_TASK TO CARRY OUT_. Transcribe all of the material exactly, except for its pictures.

[TASK INPUT start]

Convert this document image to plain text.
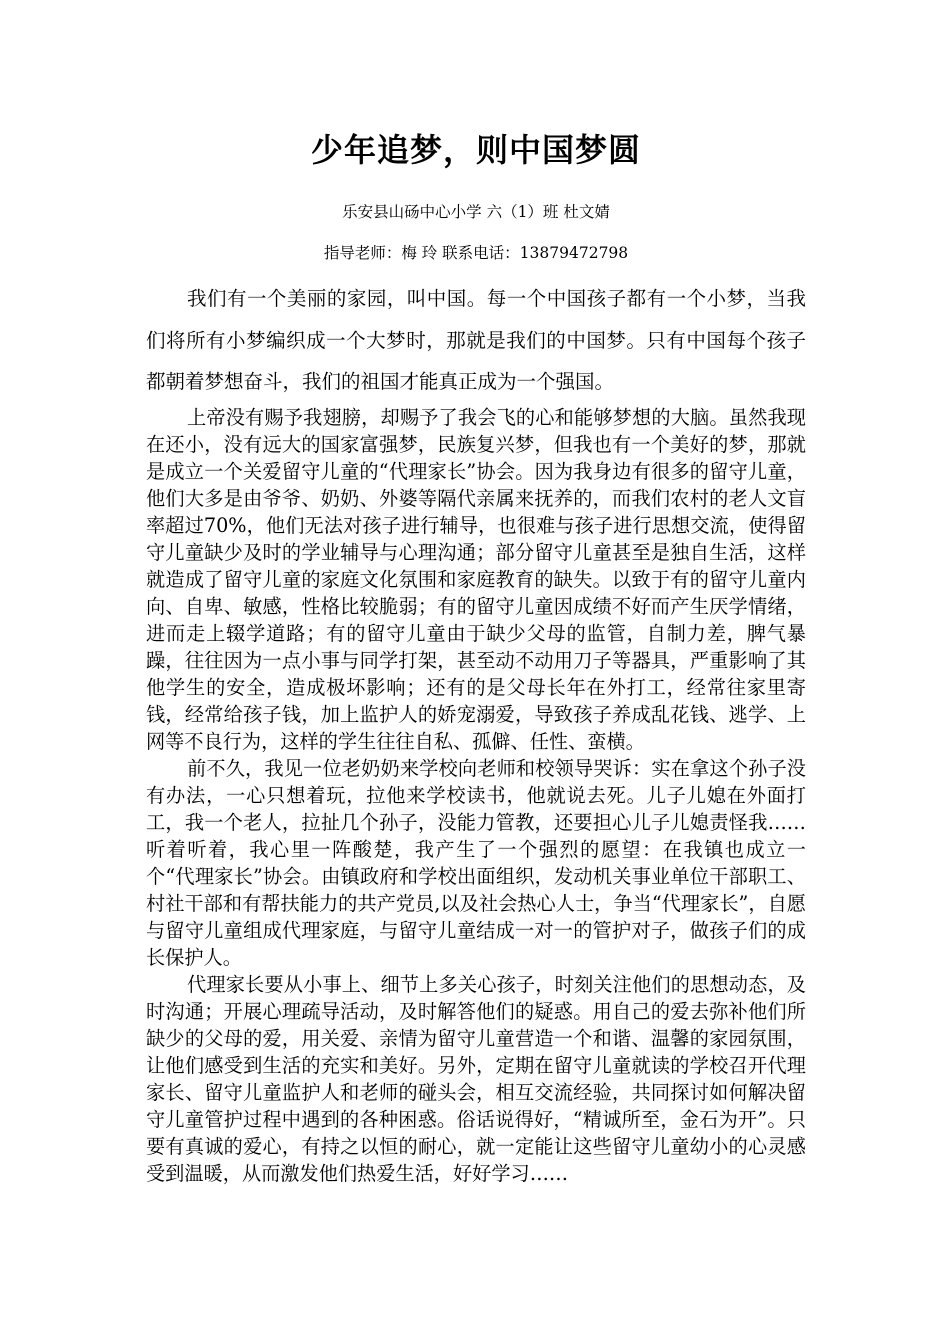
少年追梦，则中国梦圆
乐安县山砀中心小学 六（1）班 杜文婧
指导老师：梅 玲 联系电话：13879472798

我们有一个美丽的家园，叫中国。每一个中国孩子都有一个小梦，当我们将所有小梦编织成一个大梦时，那就是我们的中国梦。只有中国每个孩子都朝着梦想奋斗，我们的祖国才能真正成为一个强国。

上帝没有赐予我翅膀，却赐予了我会飞的心和能够梦想的大脑。虽然我现在还小，没有远大的国家富强梦，民族复兴梦，但我也有一个美好的梦，那就是成立一个关爱留守儿童的“代理家长”协会。因为我身边有很多的留守儿童，他们大多是由爷爷、奶奶、外婆等隔代亲属来抚养的，而我们农村的老人文盲率超过70%，他们无法对孩子进行辅导，也很难与孩子进行思想交流，使得留守儿童缺少及时的学业辅导与心理沟通；部分留守儿童甚至是独自生活，这样就造成了留守儿童的家庭文化氛围和家庭教育的缺失。以致于有的留守儿童内向、自卑、敏感，性格比较脆弱；有的留守儿童因成绩不好而产生厌学情绪，进而走上辍学道路；有的留守儿童由于缺少父母的监管，自制力差，脾气暴躁，往往因为一点小事与同学打架，甚至动不动用刀子等器具，严重影响了其他学生的安全，造成极坏影响；还有的是父母长年在外打工，经常往家里寄钱，经常给孩子钱，加上监护人的娇宠溺爱，导致孩子养成乱花钱、逃学、上网等不良行为，这样的学生往往自私、孤僻、任性、蛮横。

前不久，我见一位老奶奶来学校向老师和校领导哭诉：实在拿这个孙子没有办法，一心只想着玩，拉他来学校读书，他就说去死。儿子儿媳在外面打工，我一个老人，拉扯几个孙子，没能力管教，还要担心儿子儿媳责怪我……听着听着，我心里一阵酸楚，我产生了一个强烈的愿望：在我镇也成立一个“代理家长”协会。由镇政府和学校出面组织，发动机关事业单位干部职工、村社干部和有帮扶能力的共产党员,以及社会热心人士，争当“代理家长”，自愿与留守儿童组成代理家庭，与留守儿童结成一对一的管护对子，做孩子们的成长保护人。

代理家长要从小事上、细节上多关心孩子，时刻关注他们的思想动态，及时沟通；开展心理疏导活动，及时解答他们的疑惑。用自己的爱去弥补他们所缺少的父母的爱，用关爱、亲情为留守儿童营造一个和谐、温馨的家园氛围，让他们感受到生活的充实和美好。另外，定期在留守儿童就读的学校召开代理家长、留守儿童监护人和老师的碰头会，相互交流经验，共同探讨如何解决留守儿童管护过程中遇到的各种困惑。俗话说得好，“精诚所至，金石为开”。只要有真诚的爱心，有持之以恒的耐心，就一定能让这些留守儿童幼小的心灵感受到温暖，从而激发他们热爱生活，好好学习……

[TASK INPUT end]

_FULL ANSWER_.
Convert this document image to plain text.
少年追梦，则中国梦圆
乐安县山砀中心小学 六（1）班 杜文婧
指导老师：梅 玲 联系电话：13879472798

我们有一个美丽的家园，叫中国。每一个中国孩子都有一个小梦，当我们将所有小梦编织成一个大梦时，那就是我们的中国梦。只有中国每个孩子都朝着梦想奋斗，我们的祖国才能真正成为一个强国。

上帝没有赐予我翅膀，却赐予了我会飞的心和能够梦想的大脑。虽然我现在还小，没有远大的国家富强梦，民族复兴梦，但我也有一个美好的梦，那就是成立一个关爱留守儿童的“代理家长”协会。因为我身边有很多的留守儿童，他们大多是由爷爷、奶奶、外婆等隔代亲属来抚养的，而我们农村的老人文盲率超过70%，他们无法对孩子进行辅导，也很难与孩子进行思想交流，使得留守儿童缺少及时的学业辅导与心理沟通；部分留守儿童甚至是独自生活，这样就造成了留守儿童的家庭文化氛围和家庭教育的缺失。以致于有的留守儿童内向、自卑、敏感，性格比较脆弱；有的留守儿童因成绩不好而产生厌学情绪，进而走上辍学道路；有的留守儿童由于缺少父母的监管，自制力差，脾气暴躁，往往因为一点小事与同学打架，甚至动不动用刀子等器具，严重影响了其他学生的安全，造成极坏影响；还有的是父母长年在外打工，经常往家里寄钱，经常给孩子钱，加上监护人的娇宠溺爱，导致孩子养成乱花钱、逃学、上网等不良行为，这样的学生往往自私、孤僻、任性、蛮横。

前不久，我见一位老奶奶来学校向老师和校领导哭诉：实在拿这个孙子没有办法，一心只想着玩，拉他来学校读书，他就说去死。儿子儿媳在外面打工，我一个老人，拉扯几个孙子，没能力管教，还要担心儿子儿媳责怪我……听着听着，我心里一阵酸楚，我产生了一个强烈的愿望：在我镇也成立一个“代理家长”协会。由镇政府和学校出面组织，发动机关事业单位干部职工、村社干部和有帮扶能力的共产党员,以及社会热心人士，争当“代理家长”，自愿与留守儿童组成代理家庭，与留守儿童结成一对一的管护对子，做孩子们的成长保护人。

代理家长要从小事上、细节上多关心孩子，时刻关注他们的思想动态，及时沟通；开展心理疏导活动，及时解答他们的疑惑。用自己的爱去弥补他们所缺少的父母的爱，用关爱、亲情为留守儿童营造一个和谐、温馨的家园氛围，让他们感受到生活的充实和美好。另外，定期在留守儿童就读的学校召开代理家长、留守儿童监护人和老师的碰头会，相互交流经验，共同探讨如何解决留守儿童管护过程中遇到的各种困惑。俗话说得好，“精诚所至，金石为开”。只要有真诚的爱心，有持之以恒的耐心，就一定能让这些留守儿童幼小的心灵感受到温暖，从而激发他们热爱生活，好好学习……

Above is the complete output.